TASK: Would you copy out the whole listing exactly as given?

DATA FOR THIS TASK:
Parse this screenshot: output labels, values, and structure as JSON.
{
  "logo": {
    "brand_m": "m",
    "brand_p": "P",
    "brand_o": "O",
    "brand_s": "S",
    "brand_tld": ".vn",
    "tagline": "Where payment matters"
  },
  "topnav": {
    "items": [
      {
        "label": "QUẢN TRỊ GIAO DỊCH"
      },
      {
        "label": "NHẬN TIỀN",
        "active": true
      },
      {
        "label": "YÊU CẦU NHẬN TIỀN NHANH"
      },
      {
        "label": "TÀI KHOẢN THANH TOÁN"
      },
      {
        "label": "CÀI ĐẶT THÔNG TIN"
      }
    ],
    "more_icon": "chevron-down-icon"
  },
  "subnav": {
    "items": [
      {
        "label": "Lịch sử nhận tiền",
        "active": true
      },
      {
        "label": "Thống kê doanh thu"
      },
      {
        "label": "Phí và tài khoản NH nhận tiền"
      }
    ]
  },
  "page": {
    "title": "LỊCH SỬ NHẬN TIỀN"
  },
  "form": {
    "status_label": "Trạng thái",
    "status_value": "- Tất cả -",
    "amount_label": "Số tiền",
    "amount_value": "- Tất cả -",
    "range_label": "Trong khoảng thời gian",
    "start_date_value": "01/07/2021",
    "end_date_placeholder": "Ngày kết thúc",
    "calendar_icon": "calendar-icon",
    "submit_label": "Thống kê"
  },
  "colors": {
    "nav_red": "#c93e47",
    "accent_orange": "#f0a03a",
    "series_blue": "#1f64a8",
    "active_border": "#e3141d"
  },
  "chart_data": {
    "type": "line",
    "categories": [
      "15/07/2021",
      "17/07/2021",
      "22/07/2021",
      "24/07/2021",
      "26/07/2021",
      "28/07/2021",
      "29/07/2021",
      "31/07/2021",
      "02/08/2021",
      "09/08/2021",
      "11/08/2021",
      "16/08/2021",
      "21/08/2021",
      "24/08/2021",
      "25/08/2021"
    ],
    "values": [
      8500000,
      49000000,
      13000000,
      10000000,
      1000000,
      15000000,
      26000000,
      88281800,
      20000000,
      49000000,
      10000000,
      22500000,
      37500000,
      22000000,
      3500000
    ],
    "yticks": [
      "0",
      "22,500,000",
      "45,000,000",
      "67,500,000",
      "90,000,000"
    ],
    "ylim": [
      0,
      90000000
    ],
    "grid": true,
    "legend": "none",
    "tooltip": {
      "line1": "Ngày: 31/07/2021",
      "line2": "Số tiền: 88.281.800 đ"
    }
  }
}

IN RESPONSE:
Parse this screenshot: output labels, values, and structure as JSON.
{
  "logo": {
    "brand_m": "m",
    "brand_p": "P",
    "brand_o": "O",
    "brand_s": "S",
    "brand_tld": ".vn",
    "tagline": "Where payment matters"
  },
  "topnav": {
    "items": [
      {
        "label": "QUẢN TRỊ GIAO DỊCH"
      },
      {
        "label": "NHẬN TIỀN",
        "active": true
      },
      {
        "label": "YÊU CẦU NHẬN TIỀN NHANH"
      },
      {
        "label": "TÀI KHOẢN THANH TOÁN"
      },
      {
        "label": "CÀI ĐẶT THÔNG TIN"
      }
    ],
    "more_icon": "chevron-down-icon"
  },
  "subnav": {
    "items": [
      {
        "label": "Lịch sử nhận tiền",
        "active": true
      },
      {
        "label": "Thống kê doanh thu"
      },
      {
        "label": "Phí và tài khoản NH nhận tiền"
      }
    ]
  },
  "page": {
    "title": "LỊCH SỬ NHẬN TIỀN"
  },
  "form": {
    "status_label": "Trạng thái",
    "status_value": "- Tất cả -",
    "amount_label": "Số tiền",
    "amount_value": "- Tất cả -",
    "range_label": "Trong khoảng thời gian",
    "start_date_value": "01/07/2021",
    "end_date_placeholder": "Ngày kết thúc",
    "calendar_icon": "calendar-icon",
    "submit_label": "Thống kê"
  },
  "colors": {
    "nav_red": "#c93e47",
    "accent_orange": "#f0a03a",
    "series_blue": "#1f64a8",
    "active_border": "#e3141d"
  },
  "chart_data": {
    "type": "line",
    "categories": [
      "15/07/2021",
      "17/07/2021",
      "22/07/2021",
      "24/07/2021",
      "26/07/2021",
      "28/07/2021",
      "29/07/2021",
      "31/07/2021",
      "02/08/2021",
      "09/08/2021",
      "11/08/2021",
      "16/08/2021",
      "21/08/2021",
      "24/08/2021",
      "25/08/2021"
    ],
    "values": [
      8500000,
      49000000,
      13000000,
      10000000,
      1000000,
      15000000,
      26000000,
      88281800,
      20000000,
      49000000,
      10000000,
      22500000,
      37500000,
      22000000,
      3500000
    ],
    "yticks": [
      "0",
      "22,500,000",
      "45,000,000",
      "67,500,000",
      "90,000,000"
    ],
    "ylim": [
      0,
      90000000
    ],
    "grid": true,
    "legend": "none",
    "tooltip": {
      "line1": "Ngày: 31/07/2021",
      "line2": "Số tiền: 88.281.800 đ"
    }
  }
}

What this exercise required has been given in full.